**Exercise goal:** Return the listing below in full, with every line exactly as it is.
──────── Rows
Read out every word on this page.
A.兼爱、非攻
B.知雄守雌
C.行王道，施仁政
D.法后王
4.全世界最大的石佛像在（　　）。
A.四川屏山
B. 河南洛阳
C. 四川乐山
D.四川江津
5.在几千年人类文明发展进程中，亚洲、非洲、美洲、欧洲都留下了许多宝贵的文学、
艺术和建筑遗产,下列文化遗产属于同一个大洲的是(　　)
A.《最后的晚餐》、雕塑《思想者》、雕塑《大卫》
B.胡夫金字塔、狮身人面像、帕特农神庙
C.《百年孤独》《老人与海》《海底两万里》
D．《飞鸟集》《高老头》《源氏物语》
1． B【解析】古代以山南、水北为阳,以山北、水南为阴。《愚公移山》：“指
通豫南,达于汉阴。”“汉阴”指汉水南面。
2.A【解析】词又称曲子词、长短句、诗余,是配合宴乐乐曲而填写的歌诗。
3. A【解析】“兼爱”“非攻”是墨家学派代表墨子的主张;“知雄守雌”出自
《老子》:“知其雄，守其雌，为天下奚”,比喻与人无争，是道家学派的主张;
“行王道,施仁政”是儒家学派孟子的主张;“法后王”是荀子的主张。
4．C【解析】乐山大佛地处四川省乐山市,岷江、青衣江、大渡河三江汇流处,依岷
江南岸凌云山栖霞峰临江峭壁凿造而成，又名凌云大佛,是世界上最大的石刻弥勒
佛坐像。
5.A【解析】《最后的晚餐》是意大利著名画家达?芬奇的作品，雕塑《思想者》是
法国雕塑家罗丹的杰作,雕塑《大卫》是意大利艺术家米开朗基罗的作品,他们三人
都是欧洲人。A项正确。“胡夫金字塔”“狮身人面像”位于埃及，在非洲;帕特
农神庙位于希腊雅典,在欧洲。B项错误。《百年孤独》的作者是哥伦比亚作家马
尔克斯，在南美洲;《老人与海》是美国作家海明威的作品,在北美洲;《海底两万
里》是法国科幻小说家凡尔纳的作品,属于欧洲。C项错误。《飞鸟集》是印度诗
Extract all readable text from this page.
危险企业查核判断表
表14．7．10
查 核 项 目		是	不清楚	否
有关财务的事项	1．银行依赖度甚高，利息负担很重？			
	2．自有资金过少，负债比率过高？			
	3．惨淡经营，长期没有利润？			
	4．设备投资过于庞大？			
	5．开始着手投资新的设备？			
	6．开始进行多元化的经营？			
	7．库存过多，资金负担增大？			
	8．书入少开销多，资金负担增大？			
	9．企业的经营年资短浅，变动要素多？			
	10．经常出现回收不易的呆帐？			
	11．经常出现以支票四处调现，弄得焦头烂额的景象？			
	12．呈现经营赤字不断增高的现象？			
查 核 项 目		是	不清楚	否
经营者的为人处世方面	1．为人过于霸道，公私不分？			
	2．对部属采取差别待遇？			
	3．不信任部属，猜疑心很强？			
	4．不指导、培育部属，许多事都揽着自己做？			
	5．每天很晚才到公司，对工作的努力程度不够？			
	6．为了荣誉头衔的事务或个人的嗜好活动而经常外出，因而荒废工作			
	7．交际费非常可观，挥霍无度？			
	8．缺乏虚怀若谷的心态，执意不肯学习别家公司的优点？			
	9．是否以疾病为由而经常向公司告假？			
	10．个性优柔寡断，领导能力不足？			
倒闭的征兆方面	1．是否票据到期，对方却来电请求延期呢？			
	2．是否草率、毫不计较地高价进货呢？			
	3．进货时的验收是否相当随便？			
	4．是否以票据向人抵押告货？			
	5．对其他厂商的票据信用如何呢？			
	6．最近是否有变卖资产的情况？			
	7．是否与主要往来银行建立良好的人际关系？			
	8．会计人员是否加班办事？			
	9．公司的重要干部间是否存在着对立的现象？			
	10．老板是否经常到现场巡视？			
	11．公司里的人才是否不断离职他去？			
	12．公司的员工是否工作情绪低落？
────────────────
**Answer to the exercise:**
Read out every word on this page.
A.兼爱、非攻
B.知雄守雌
C.行王道，施仁政
D.法后王
4.全世界最大的石佛像在（　　）。
A.四川屏山
B. 河南洛阳
C. 四川乐山
D.四川江津
5.在几千年人类文明发展进程中，亚洲、非洲、美洲、欧洲都留下了许多宝贵的文学、
艺术和建筑遗产,下列文化遗产属于同一个大洲的是(　　)
A.《最后的晚餐》、雕塑《思想者》、雕塑《大卫》
B.胡夫金字塔、狮身人面像、帕特农神庙
C.《百年孤独》《老人与海》《海底两万里》
D．《飞鸟集》《高老头》《源氏物语》
1． B【解析】古代以山南、水北为阳,以山北、水南为阴。《愚公移山》：“指
通豫南,达于汉阴。”“汉阴”指汉水南面。
2.A【解析】词又称曲子词、长短句、诗余,是配合宴乐乐曲而填写的歌诗。
3. A【解析】“兼爱”“非攻”是墨家学派代表墨子的主张;“知雄守雌”出自
《老子》:“知其雄，守其雌，为天下奚”,比喻与人无争，是道家学派的主张;
“行王道,施仁政”是儒家学派孟子的主张;“法后王”是荀子的主张。
4．C【解析】乐山大佛地处四川省乐山市,岷江、青衣江、大渡河三江汇流处,依岷
江南岸凌云山栖霞峰临江峭壁凿造而成，又名凌云大佛,是世界上最大的石刻弥勒
佛坐像。
5.A【解析】《最后的晚餐》是意大利著名画家达?芬奇的作品，雕塑《思想者》是
法国雕塑家罗丹的杰作,雕塑《大卫》是意大利艺术家米开朗基罗的作品,他们三人
都是欧洲人。A项正确。“胡夫金字塔”“狮身人面像”位于埃及，在非洲;帕特
农神庙位于希腊雅典,在欧洲。B项错误。《百年孤独》的作者是哥伦比亚作家马
尔克斯，在南美洲;《老人与海》是美国作家海明威的作品,在北美洲;《海底两万
里》是法国科幻小说家凡尔纳的作品,属于欧洲。C项错误。《飞鸟集》是印度诗
Extract all readable text from this page.
危险企业查核判断表
表14．7．10
查 核 项 目		是	不清楚	否
有关财务的事项	1．银行依赖度甚高，利息负担很重？			
	2．自有资金过少，负债比率过高？			
	3．惨淡经营，长期没有利润？			
	4．设备投资过于庞大？			
	5．开始着手投资新的设备？			
	6．开始进行多元化的经营？			
	7．库存过多，资金负担增大？			
	8．书入少开销多，资金负担增大？			
	9．企业的经营年资短浅，变动要素多？			
	10．经常出现回收不易的呆帐？			
	11．经常出现以支票四处调现，弄得焦头烂额的景象？			
	12．呈现经营赤字不断增高的现象？			
查 核 项 目		是	不清楚	否
经营者的为人处世方面	1．为人过于霸道，公私不分？			
	2．对部属采取差别待遇？			
	3．不信任部属，猜疑心很强？			
	4．不指导、培育部属，许多事都揽着自己做？			
	5．每天很晚才到公司，对工作的努力程度不够？			
	6．为了荣誉头衔的事务或个人的嗜好活动而经常外出，因而荒废工作			
	7．交际费非常可观，挥霍无度？			
	8．缺乏虚怀若谷的心态，执意不肯学习别家公司的优点？			
	9．是否以疾病为由而经常向公司告假？			
	10．个性优柔寡断，领导能力不足？			
倒闭的征兆方面	1．是否票据到期，对方却来电请求延期呢？			
	2．是否草率、毫不计较地高价进货呢？			
	3．进货时的验收是否相当随便？			
	4．是否以票据向人抵押告货？			
	5．对其他厂商的票据信用如何呢？			
	6．最近是否有变卖资产的情况？			
	7．是否与主要往来银行建立良好的人际关系？			
	8．会计人员是否加班办事？			
	9．公司的重要干部间是否存在着对立的现象？			
	10．老板是否经常到现场巡视？			
	11．公司里的人才是否不断离职他去？			
	12．公司的员工是否工作情绪低落？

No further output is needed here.